**WORK INSTRUCTIONS:**
Write out the records below word for word, please.

── PROVIDED RECORDS

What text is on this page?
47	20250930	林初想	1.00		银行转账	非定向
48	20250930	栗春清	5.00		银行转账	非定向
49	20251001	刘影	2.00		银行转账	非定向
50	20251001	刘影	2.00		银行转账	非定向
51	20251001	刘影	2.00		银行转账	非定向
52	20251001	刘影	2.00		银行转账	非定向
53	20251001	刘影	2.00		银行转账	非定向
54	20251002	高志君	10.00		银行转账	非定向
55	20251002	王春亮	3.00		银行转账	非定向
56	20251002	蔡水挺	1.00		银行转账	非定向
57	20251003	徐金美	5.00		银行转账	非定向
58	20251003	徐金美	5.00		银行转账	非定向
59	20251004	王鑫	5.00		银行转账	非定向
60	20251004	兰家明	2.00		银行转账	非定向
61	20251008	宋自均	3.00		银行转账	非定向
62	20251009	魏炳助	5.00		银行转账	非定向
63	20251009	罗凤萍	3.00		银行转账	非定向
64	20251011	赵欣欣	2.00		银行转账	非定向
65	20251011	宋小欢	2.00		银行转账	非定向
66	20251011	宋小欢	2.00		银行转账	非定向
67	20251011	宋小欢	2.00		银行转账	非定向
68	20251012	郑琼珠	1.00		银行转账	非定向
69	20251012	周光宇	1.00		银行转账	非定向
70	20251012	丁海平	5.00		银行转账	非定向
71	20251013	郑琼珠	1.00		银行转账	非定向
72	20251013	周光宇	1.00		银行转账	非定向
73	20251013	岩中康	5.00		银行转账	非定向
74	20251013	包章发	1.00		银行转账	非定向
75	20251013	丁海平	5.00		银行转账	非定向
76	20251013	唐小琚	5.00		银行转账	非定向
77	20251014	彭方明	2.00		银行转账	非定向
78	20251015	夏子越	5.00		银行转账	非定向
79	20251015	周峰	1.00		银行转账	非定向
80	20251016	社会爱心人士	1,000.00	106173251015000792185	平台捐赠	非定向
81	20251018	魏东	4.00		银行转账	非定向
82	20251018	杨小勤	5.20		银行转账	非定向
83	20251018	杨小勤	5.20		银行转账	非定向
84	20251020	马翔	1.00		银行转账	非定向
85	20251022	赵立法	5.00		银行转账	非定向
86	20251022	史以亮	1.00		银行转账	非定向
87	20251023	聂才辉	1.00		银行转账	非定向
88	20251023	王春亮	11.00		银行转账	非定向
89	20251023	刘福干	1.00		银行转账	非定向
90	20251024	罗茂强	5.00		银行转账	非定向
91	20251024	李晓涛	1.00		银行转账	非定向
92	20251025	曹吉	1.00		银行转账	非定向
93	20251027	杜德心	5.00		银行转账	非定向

────

**PROBLEM SOLUTION:**
What text is on this page?
47	20250930	林初想	1.00		银行转账	非定向
48	20250930	栗春清	5.00		银行转账	非定向
49	20251001	刘影	2.00		银行转账	非定向
50	20251001	刘影	2.00		银行转账	非定向
51	20251001	刘影	2.00		银行转账	非定向
52	20251001	刘影	2.00		银行转账	非定向
53	20251001	刘影	2.00		银行转账	非定向
54	20251002	高志君	10.00		银行转账	非定向
55	20251002	王春亮	3.00		银行转账	非定向
56	20251002	蔡水挺	1.00		银行转账	非定向
57	20251003	徐金美	5.00		银行转账	非定向
58	20251003	徐金美	5.00		银行转账	非定向
59	20251004	王鑫	5.00		银行转账	非定向
60	20251004	兰家明	2.00		银行转账	非定向
61	20251008	宋自均	3.00		银行转账	非定向
62	20251009	魏炳助	5.00		银行转账	非定向
63	20251009	罗凤萍	3.00		银行转账	非定向
64	20251011	赵欣欣	2.00		银行转账	非定向
65	20251011	宋小欢	2.00		银行转账	非定向
66	20251011	宋小欢	2.00		银行转账	非定向
67	20251011	宋小欢	2.00		银行转账	非定向
68	20251012	郑琼珠	1.00		银行转账	非定向
69	20251012	周光宇	1.00		银行转账	非定向
70	20251012	丁海平	5.00		银行转账	非定向
71	20251013	郑琼珠	1.00		银行转账	非定向
72	20251013	周光宇	1.00		银行转账	非定向
73	20251013	岩中康	5.00		银行转账	非定向
74	20251013	包章发	1.00		银行转账	非定向
75	20251013	丁海平	5.00		银行转账	非定向
76	20251013	唐小琚	5.00		银行转账	非定向
77	20251014	彭方明	2.00		银行转账	非定向
78	20251015	夏子越	5.00		银行转账	非定向
79	20251015	周峰	1.00		银行转账	非定向
80	20251016	社会爱心人士	1,000.00	106173251015000792185	平台捐赠	非定向
81	20251018	魏东	4.00		银行转账	非定向
82	20251018	杨小勤	5.20		银行转账	非定向
83	20251018	杨小勤	5.20		银行转账	非定向
84	20251020	马翔	1.00		银行转账	非定向
85	20251022	赵立法	5.00		银行转账	非定向
86	20251022	史以亮	1.00		银行转账	非定向
87	20251023	聂才辉	1.00		银行转账	非定向
88	20251023	王春亮	11.00		银行转账	非定向
89	20251023	刘福干	1.00		银行转账	非定向
90	20251024	罗茂强	5.00		银行转账	非定向
91	20251024	李晓涛	1.00		银行转账	非定向
92	20251025	曹吉	1.00		银行转账	非定向
93	20251027	杜德心	5.00		银行转账	非定向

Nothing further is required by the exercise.